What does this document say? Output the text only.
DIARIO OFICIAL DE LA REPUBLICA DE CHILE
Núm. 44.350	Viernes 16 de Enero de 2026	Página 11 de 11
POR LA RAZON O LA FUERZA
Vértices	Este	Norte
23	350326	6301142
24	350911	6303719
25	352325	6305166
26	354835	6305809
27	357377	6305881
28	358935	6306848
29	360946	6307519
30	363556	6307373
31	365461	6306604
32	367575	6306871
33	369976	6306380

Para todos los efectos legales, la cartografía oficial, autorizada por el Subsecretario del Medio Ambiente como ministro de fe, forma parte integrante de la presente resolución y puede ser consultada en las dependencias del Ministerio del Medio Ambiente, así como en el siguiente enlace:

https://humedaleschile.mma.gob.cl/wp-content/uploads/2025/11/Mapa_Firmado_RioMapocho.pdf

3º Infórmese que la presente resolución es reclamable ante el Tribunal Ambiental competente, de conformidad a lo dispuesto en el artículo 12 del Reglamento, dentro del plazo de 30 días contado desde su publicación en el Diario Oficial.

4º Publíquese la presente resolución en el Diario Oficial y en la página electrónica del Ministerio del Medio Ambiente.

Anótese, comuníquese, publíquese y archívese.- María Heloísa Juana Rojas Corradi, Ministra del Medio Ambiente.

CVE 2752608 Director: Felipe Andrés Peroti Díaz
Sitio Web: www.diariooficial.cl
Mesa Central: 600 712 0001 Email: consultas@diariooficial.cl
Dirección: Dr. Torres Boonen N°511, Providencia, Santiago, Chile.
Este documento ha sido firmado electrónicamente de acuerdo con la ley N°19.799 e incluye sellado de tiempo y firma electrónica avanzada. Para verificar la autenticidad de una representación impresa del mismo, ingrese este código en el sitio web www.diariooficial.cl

INSTRUCTION:
Out of the preceding entries, pull every line containing the string "diariooficial".

EXERCISE OUTPUT:
Sitio Web: www.diariooficial.cl
Mesa Central: 600 712 0001 Email: consultas@diariooficial.cl
Este documento ha sido firmado electrónicamente de acuerdo con la ley N°19.799 e incluye sellado de tiempo y firma electrónica avanzada. Para verificar la autenticidad de una representación impresa del mismo, ingrese este código en el sitio web www.diariooficial.cl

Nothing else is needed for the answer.